(Dataset items)
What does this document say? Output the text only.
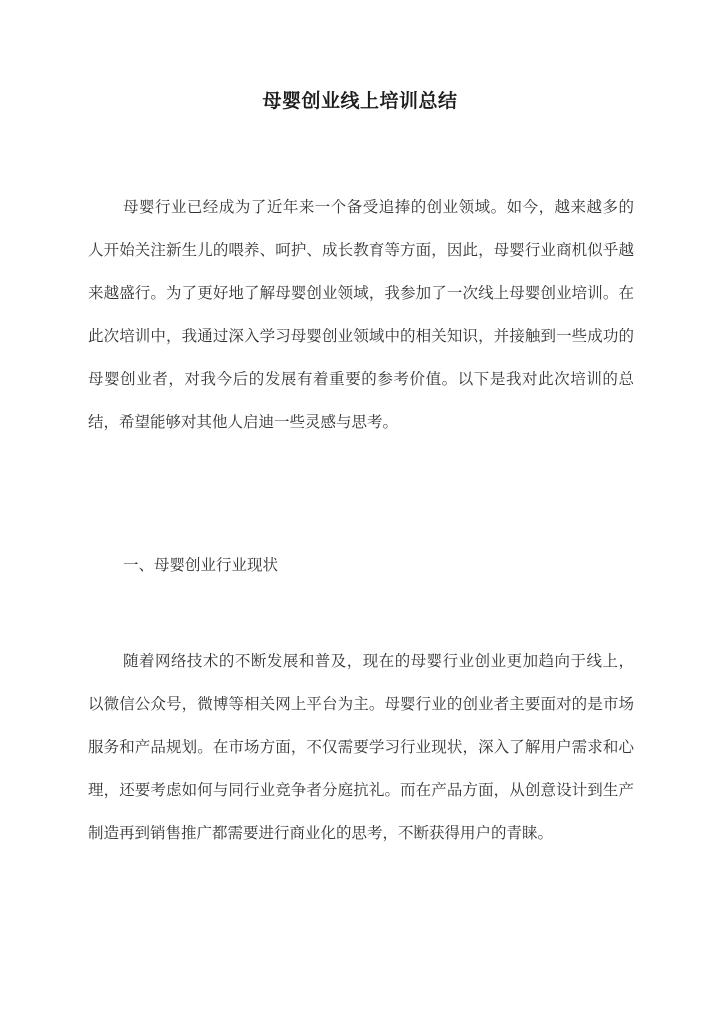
母婴创业线上培训总结
母婴行业已经成为了近年来一个备受追捧的创业领域。如今，越来越多的人开始关注新生儿的喂养、呵护、成长教育等方面，因此，母婴行业商机似乎越来越盛行。为了更好地了解母婴创业领域，我参加了一次线上母婴创业培训。在此次培训中，我通过深入学习母婴创业领域中的相关知识，并接触到一些成功的母婴创业者，对我今后的发展有着重要的参考价值。以下是我对此次培训的总结，希望能够对其他人启迪一些灵感与思考。
一、母婴创业行业现状
随着网络技术的不断发展和普及，现在的母婴行业创业更加趋向于线上，以微信公众号，微博等相关网上平台为主。母婴行业的创业者主要面对的是市场服务和产品规划。在市场方面，不仅需要学习行业现状，深入了解用户需求和心理，还要考虑如何与同行业竞争者分庭抗礼。而在产品方面，从创意设计到生产制造再到销售推广都需要进行商业化的思考，不断获得用户的青睐。
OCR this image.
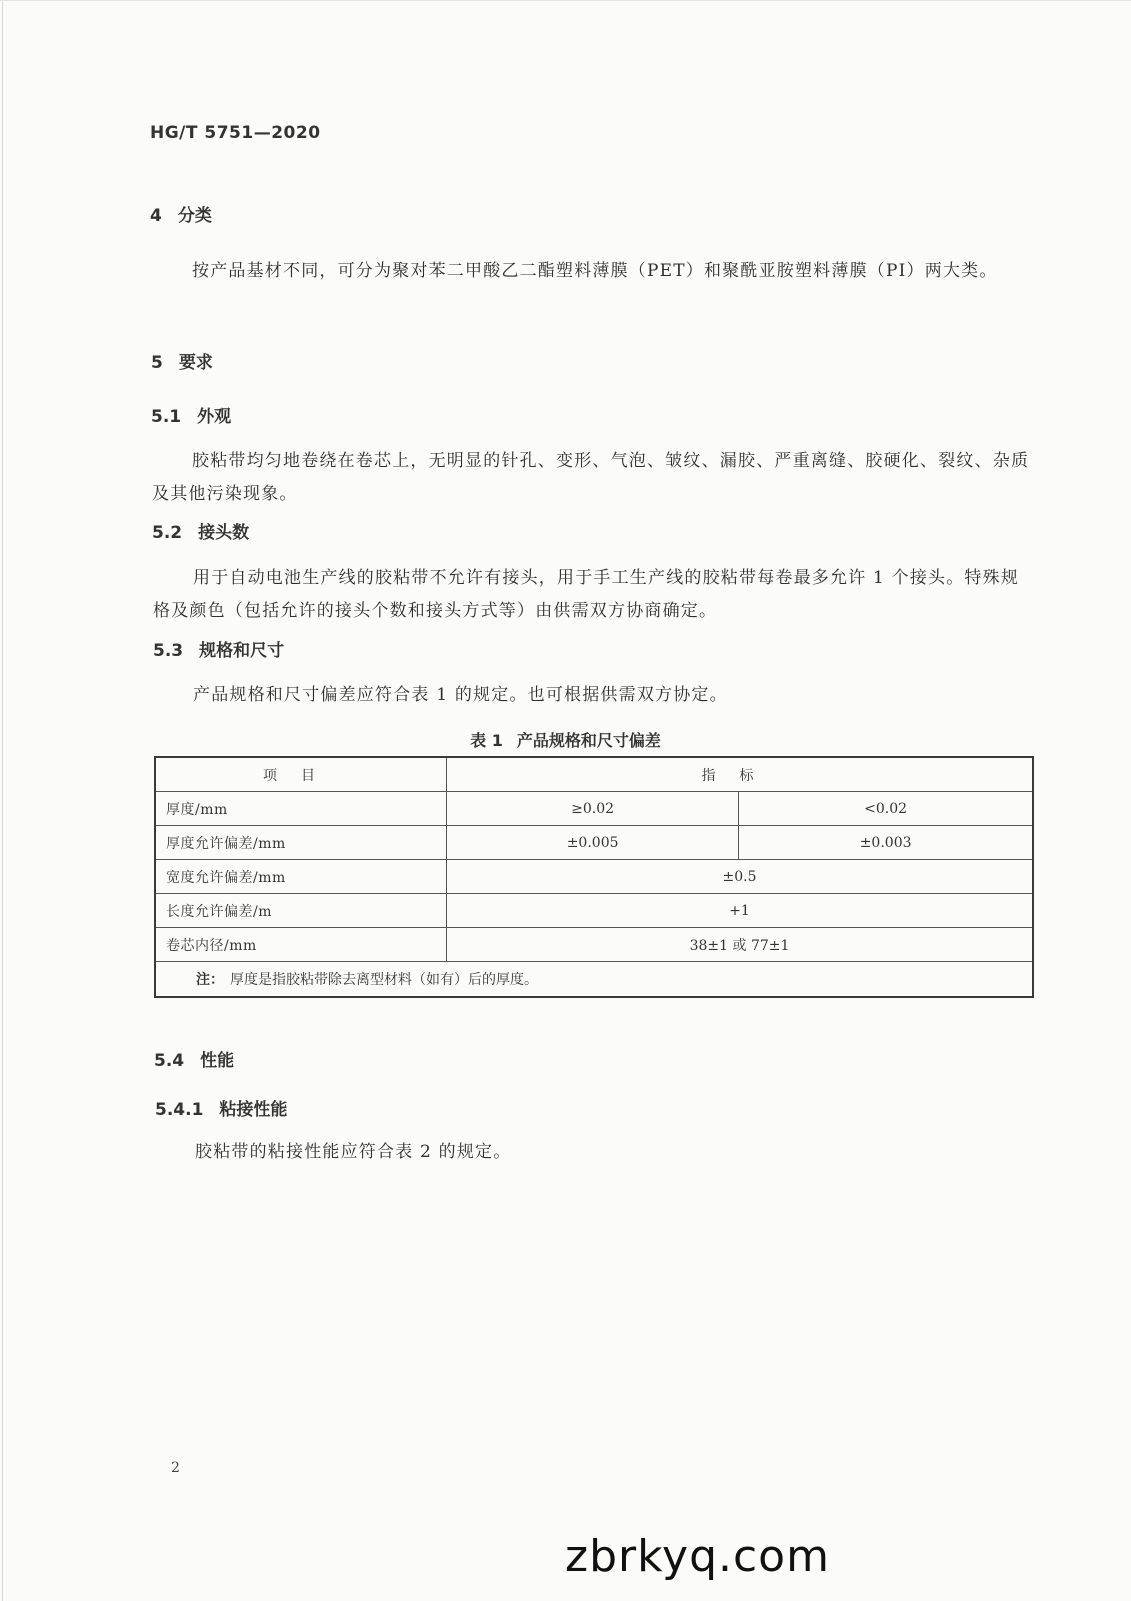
HG/T 5751—2020
4 分类
按产品基材不同，可分为聚对苯二甲酸乙二酯塑料薄膜（PET）和聚酰亚胺塑料薄膜（PI）两大类。
5 要求
5.1 外观
胶粘带均匀地卷绕在卷芯上，无明显的针孔、变形、气泡、皱纹、漏胶、严重离缝、胶硬化、裂纹、杂质及其他污染现象。
5.2 接头数
用于自动电池生产线的胶粘带不允许有接头，用于手工生产线的胶粘带每卷最多允许 1 个接头。特殊规格及颜色（包括允许的接头个数和接头方式等）由供需双方协商确定。
5.3 规格和尺寸
产品规格和尺寸偏差应符合表 1 的规定。也可根据供需双方协定。
表 1 产品规格和尺寸偏差
项目	指标	
厚度/mm	≥0.02	<0.02
厚度允许偏差/mm	±0.005	±0.003
宽度允许偏差/mm	±0.5	
长度允许偏差/m	+1	
卷芯内径/mm	38±1 或 77±1	
注： 厚度是指胶粘带除去离型材料（如有）后的厚度。		
5.4 性能
5.4.1 粘接性能
胶粘带的粘接性能应符合表 2 的规定。
2
zbrkyq.com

WRITTEN REQUEST: Using the records above, copy every line that has the word "this" in it.

THE RESULT:
What does this document say? Output the text only.
OCR this image.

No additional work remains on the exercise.